**Exercise instructions:**
Transcribe the material exactly. Images do not belong in the copy.

==== Data listing ====

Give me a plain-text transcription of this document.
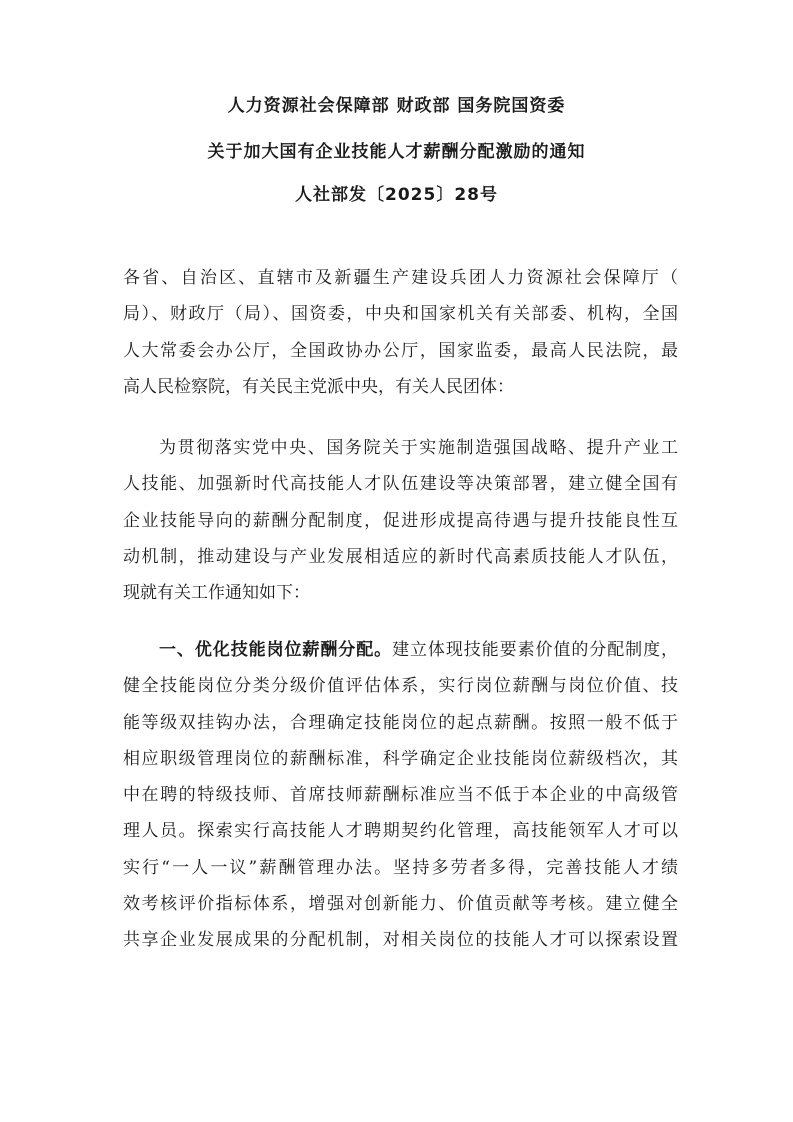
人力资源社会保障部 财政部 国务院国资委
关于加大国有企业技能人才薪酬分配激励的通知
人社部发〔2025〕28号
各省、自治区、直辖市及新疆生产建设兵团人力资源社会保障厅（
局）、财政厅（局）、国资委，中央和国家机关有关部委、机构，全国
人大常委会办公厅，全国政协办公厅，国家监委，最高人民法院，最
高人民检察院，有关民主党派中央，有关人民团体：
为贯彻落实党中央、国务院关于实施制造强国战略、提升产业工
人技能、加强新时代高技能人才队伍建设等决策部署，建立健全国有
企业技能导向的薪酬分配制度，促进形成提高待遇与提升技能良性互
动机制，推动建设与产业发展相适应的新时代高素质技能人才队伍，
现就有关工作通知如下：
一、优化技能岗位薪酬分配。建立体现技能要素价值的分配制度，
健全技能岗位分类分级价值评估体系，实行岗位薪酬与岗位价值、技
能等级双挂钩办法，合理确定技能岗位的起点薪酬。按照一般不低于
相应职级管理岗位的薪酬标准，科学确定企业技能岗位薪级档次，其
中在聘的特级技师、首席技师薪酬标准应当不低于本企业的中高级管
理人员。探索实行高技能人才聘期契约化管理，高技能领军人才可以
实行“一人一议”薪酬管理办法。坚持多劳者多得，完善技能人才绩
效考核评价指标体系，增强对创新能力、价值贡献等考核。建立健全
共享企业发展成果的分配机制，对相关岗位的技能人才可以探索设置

====

**Response for this exercise:**
Give me a plain-text transcription of this document.
人力资源社会保障部 财政部 国务院国资委
关于加大国有企业技能人才薪酬分配激励的通知
人社部发〔2025〕28号
各省、自治区、直辖市及新疆生产建设兵团人力资源社会保障厅（
局）、财政厅（局）、国资委，中央和国家机关有关部委、机构，全国
人大常委会办公厅，全国政协办公厅，国家监委，最高人民法院，最
高人民检察院，有关民主党派中央，有关人民团体：
为贯彻落实党中央、国务院关于实施制造强国战略、提升产业工
人技能、加强新时代高技能人才队伍建设等决策部署，建立健全国有
企业技能导向的薪酬分配制度，促进形成提高待遇与提升技能良性互
动机制，推动建设与产业发展相适应的新时代高素质技能人才队伍，
现就有关工作通知如下：
一、优化技能岗位薪酬分配。建立体现技能要素价值的分配制度，
健全技能岗位分类分级价值评估体系，实行岗位薪酬与岗位价值、技
能等级双挂钩办法，合理确定技能岗位的起点薪酬。按照一般不低于
相应职级管理岗位的薪酬标准，科学确定企业技能岗位薪级档次，其
中在聘的特级技师、首席技师薪酬标准应当不低于本企业的中高级管
理人员。探索实行高技能人才聘期契约化管理，高技能领军人才可以
实行“一人一议”薪酬管理办法。坚持多劳者多得，完善技能人才绩
效考核评价指标体系，增强对创新能力、价值贡献等考核。建立健全
共享企业发展成果的分配机制，对相关岗位的技能人才可以探索设置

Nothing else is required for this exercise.